EXERCISE BRIEF:
Reproduce each of the rows below verbatim, leaving every character unchanged.

DATA SHOWN:
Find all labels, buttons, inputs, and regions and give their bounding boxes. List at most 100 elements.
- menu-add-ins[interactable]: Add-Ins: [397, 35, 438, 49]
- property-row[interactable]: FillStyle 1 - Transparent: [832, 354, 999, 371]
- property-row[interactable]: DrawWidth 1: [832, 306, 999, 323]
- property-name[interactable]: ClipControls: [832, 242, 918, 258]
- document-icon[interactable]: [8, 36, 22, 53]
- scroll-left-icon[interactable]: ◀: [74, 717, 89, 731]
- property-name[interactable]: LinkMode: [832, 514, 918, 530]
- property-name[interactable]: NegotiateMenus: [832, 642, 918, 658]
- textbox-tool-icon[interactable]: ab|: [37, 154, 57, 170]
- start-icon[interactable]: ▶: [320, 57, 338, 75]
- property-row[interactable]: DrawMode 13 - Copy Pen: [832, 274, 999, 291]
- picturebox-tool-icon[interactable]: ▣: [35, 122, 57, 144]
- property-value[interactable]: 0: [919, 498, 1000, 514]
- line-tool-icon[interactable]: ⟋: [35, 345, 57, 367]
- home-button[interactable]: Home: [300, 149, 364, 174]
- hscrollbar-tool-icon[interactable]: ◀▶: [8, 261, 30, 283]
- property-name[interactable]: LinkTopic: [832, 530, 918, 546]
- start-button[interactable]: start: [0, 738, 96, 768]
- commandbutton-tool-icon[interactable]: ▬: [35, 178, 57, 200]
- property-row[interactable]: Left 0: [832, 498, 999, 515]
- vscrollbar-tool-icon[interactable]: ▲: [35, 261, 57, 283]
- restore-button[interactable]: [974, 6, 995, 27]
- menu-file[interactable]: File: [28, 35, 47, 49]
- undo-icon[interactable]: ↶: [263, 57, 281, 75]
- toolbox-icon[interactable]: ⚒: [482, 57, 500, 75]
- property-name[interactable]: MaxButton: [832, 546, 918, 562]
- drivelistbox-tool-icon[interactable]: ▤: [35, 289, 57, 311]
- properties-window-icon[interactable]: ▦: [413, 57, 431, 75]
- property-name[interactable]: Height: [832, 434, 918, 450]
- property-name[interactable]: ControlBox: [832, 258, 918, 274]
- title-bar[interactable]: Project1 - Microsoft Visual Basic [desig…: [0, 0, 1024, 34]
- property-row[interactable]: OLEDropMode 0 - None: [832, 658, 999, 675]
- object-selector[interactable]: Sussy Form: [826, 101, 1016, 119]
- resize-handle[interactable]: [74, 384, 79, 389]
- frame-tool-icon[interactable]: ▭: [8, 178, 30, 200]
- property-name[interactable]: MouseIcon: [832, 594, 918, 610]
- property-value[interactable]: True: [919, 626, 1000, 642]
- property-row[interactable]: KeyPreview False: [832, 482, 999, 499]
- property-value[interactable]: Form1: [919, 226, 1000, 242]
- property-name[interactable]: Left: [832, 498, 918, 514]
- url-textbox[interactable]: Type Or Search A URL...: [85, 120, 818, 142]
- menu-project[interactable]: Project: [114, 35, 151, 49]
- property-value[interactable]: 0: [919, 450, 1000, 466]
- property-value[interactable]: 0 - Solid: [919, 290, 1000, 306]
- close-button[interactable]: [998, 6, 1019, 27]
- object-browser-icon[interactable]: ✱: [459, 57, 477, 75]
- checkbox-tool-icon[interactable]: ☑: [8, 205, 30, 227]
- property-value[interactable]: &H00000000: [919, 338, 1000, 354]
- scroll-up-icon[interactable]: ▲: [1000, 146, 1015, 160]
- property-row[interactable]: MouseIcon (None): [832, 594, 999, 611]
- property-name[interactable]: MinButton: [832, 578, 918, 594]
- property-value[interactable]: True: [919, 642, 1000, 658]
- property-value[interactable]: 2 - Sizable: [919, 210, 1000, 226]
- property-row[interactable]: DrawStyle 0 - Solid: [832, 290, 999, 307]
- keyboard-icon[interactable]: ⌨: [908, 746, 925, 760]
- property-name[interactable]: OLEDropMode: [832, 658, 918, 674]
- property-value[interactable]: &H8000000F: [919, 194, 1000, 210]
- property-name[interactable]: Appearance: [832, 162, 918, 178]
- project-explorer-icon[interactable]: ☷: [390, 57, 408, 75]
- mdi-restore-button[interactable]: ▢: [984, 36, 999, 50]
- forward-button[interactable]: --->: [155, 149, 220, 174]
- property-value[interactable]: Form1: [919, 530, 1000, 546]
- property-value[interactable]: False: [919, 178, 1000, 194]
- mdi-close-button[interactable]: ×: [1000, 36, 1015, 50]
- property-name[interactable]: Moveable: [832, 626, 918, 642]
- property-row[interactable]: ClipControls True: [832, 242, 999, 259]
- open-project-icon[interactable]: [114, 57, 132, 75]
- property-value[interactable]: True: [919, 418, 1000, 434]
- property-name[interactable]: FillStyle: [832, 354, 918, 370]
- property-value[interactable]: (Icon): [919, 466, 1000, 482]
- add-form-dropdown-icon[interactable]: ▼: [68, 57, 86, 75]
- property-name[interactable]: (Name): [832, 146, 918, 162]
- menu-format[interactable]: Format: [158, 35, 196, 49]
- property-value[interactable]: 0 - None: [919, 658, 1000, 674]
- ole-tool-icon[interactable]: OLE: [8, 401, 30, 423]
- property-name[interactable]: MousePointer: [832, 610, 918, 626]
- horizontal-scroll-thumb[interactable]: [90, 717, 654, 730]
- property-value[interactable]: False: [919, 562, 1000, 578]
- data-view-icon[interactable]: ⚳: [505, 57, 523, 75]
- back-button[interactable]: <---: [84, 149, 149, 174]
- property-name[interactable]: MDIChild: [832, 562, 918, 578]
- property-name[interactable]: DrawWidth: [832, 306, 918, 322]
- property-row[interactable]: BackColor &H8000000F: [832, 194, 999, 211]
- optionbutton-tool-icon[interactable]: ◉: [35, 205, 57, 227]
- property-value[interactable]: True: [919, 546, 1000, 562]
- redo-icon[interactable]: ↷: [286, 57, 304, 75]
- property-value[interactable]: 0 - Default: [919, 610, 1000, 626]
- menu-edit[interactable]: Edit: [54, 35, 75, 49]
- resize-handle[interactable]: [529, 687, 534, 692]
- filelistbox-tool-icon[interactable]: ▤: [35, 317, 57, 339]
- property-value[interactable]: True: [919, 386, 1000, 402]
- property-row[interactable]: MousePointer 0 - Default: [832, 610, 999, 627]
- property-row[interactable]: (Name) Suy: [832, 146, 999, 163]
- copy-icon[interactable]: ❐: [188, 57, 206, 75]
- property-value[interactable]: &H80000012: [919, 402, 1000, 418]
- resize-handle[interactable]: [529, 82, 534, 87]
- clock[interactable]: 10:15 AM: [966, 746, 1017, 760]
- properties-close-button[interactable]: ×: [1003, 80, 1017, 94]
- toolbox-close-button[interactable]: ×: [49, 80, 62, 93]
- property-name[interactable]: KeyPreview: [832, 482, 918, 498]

EXERCISE SOLUTION:
Find all labels, buttons, inputs, and regions and give their bounding boxes. List at most 100 elements.
- menu-add-ins[interactable]: Add-Ins: [397, 35, 438, 49]
- property-row[interactable]: FillStyle 1 - Transparent: [832, 354, 999, 371]
- property-row[interactable]: DrawWidth 1: [832, 306, 999, 323]
- property-name[interactable]: ClipControls: [832, 242, 918, 258]
- document-icon[interactable]: [8, 36, 22, 53]
- scroll-left-icon[interactable]: ◀: [74, 717, 89, 731]
- property-name[interactable]: LinkMode: [832, 514, 918, 530]
- property-name[interactable]: NegotiateMenus: [832, 642, 918, 658]
- textbox-tool-icon[interactable]: ab|: [37, 154, 57, 170]
- start-icon[interactable]: ▶: [320, 57, 338, 75]
- property-row[interactable]: DrawMode 13 - Copy Pen: [832, 274, 999, 291]
- picturebox-tool-icon[interactable]: ▣: [35, 122, 57, 144]
- property-value[interactable]: 0: [919, 498, 1000, 514]
- line-tool-icon[interactable]: ⟋: [35, 345, 57, 367]
- home-button[interactable]: Home: [300, 149, 364, 174]
- hscrollbar-tool-icon[interactable]: ◀▶: [8, 261, 30, 283]
- property-name[interactable]: LinkTopic: [832, 530, 918, 546]
- start-button[interactable]: start: [0, 738, 96, 768]
- commandbutton-tool-icon[interactable]: ▬: [35, 178, 57, 200]
- property-row[interactable]: Left 0: [832, 498, 999, 515]
- vscrollbar-tool-icon[interactable]: ▲: [35, 261, 57, 283]
- restore-button[interactable]: [974, 6, 995, 27]
- menu-file[interactable]: File: [28, 35, 47, 49]
- undo-icon[interactable]: ↶: [263, 57, 281, 75]
- toolbox-icon[interactable]: ⚒: [482, 57, 500, 75]
- property-name[interactable]: MaxButton: [832, 546, 918, 562]
- drivelistbox-tool-icon[interactable]: ▤: [35, 289, 57, 311]
- properties-window-icon[interactable]: ▦: [413, 57, 431, 75]
- property-name[interactable]: Height: [832, 434, 918, 450]
- property-name[interactable]: ControlBox: [832, 258, 918, 274]
- title-bar[interactable]: Project1 - Microsoft Visual Basic [desig…: [0, 0, 1024, 34]
- property-row[interactable]: OLEDropMode 0 - None: [832, 658, 999, 675]
- object-selector[interactable]: Sussy Form: [826, 101, 1016, 119]
- resize-handle[interactable]: [74, 384, 79, 389]
- frame-tool-icon[interactable]: ▭: [8, 178, 30, 200]
- property-name[interactable]: MouseIcon: [832, 594, 918, 610]
- property-value[interactable]: True: [919, 626, 1000, 642]
- property-row[interactable]: KeyPreview False: [832, 482, 999, 499]
- property-value[interactable]: Form1: [919, 226, 1000, 242]
- property-name[interactable]: Left: [832, 498, 918, 514]
- url-textbox[interactable]: Type Or Search A URL...: [85, 120, 818, 142]
- menu-project[interactable]: Project: [114, 35, 151, 49]
- property-value[interactable]: 0: [919, 450, 1000, 466]
- property-value[interactable]: 0 - Solid: [919, 290, 1000, 306]
- close-button[interactable]: [998, 6, 1019, 27]
- object-browser-icon[interactable]: ✱: [459, 57, 477, 75]
- checkbox-tool-icon[interactable]: ☑: [8, 205, 30, 227]
- property-value[interactable]: &H00000000: [919, 338, 1000, 354]
- scroll-up-icon[interactable]: ▲: [1000, 146, 1015, 160]
- property-row[interactable]: MouseIcon (None): [832, 594, 999, 611]
- property-name[interactable]: MinButton: [832, 578, 918, 594]
- property-value[interactable]: True: [919, 642, 1000, 658]
- property-value[interactable]: 2 - Sizable: [919, 210, 1000, 226]
- property-row[interactable]: DrawStyle 0 - Solid: [832, 290, 999, 307]
- keyboard-icon[interactable]: ⌨: [908, 746, 925, 760]
- property-name[interactable]: OLEDropMode: [832, 658, 918, 674]
- property-value[interactable]: &H8000000F: [919, 194, 1000, 210]
- property-name[interactable]: Appearance: [832, 162, 918, 178]
- project-explorer-icon[interactable]: ☷: [390, 57, 408, 75]
- mdi-restore-button[interactable]: ▢: [984, 36, 999, 50]
- forward-button[interactable]: --->: [155, 149, 220, 174]
- property-value[interactable]: Form1: [919, 530, 1000, 546]
- property-value[interactable]: False: [919, 178, 1000, 194]
- mdi-close-button[interactable]: ×: [1000, 36, 1015, 50]
- property-name[interactable]: Moveable: [832, 626, 918, 642]
- property-row[interactable]: ClipControls True: [832, 242, 999, 259]
- open-project-icon[interactable]: [114, 57, 132, 75]
- property-value[interactable]: True: [919, 418, 1000, 434]
- property-name[interactable]: FillStyle: [832, 354, 918, 370]
- property-value[interactable]: (Icon): [919, 466, 1000, 482]
- add-form-dropdown-icon[interactable]: ▼: [68, 57, 86, 75]
- property-name[interactable]: (Name): [832, 146, 918, 162]
- menu-format[interactable]: Format: [158, 35, 196, 49]
- property-value[interactable]: 0 - None: [919, 658, 1000, 674]
- ole-tool-icon[interactable]: OLE: [8, 401, 30, 423]
- property-name[interactable]: MousePointer: [832, 610, 918, 626]
- horizontal-scroll-thumb[interactable]: [90, 717, 654, 730]
- property-value[interactable]: False: [919, 562, 1000, 578]
- data-view-icon[interactable]: ⚳: [505, 57, 523, 75]
- back-button[interactable]: <---: [84, 149, 149, 174]
- property-name[interactable]: MDIChild: [832, 562, 918, 578]
- property-name[interactable]: DrawWidth: [832, 306, 918, 322]
- property-row[interactable]: BackColor &H8000000F: [832, 194, 999, 211]
- optionbutton-tool-icon[interactable]: ◉: [35, 205, 57, 227]
- property-value[interactable]: True: [919, 546, 1000, 562]
- redo-icon[interactable]: ↷: [286, 57, 304, 75]
- property-value[interactable]: 0 - Default: [919, 610, 1000, 626]
- menu-edit[interactable]: Edit: [54, 35, 75, 49]
- resize-handle[interactable]: [529, 687, 534, 692]
- filelistbox-tool-icon[interactable]: ▤: [35, 317, 57, 339]
- property-value[interactable]: True: [919, 386, 1000, 402]
- property-row[interactable]: MousePointer 0 - Default: [832, 610, 999, 627]
- property-row[interactable]: (Name) Suy: [832, 146, 999, 163]
- copy-icon[interactable]: ❐: [188, 57, 206, 75]
- property-value[interactable]: &H80000012: [919, 402, 1000, 418]
- resize-handle[interactable]: [529, 82, 534, 87]
- clock[interactable]: 10:15 AM: [966, 746, 1017, 760]
- properties-close-button[interactable]: ×: [1003, 80, 1017, 94]
- toolbox-close-button[interactable]: ×: [49, 80, 62, 93]
- property-name[interactable]: KeyPreview: [832, 482, 918, 498]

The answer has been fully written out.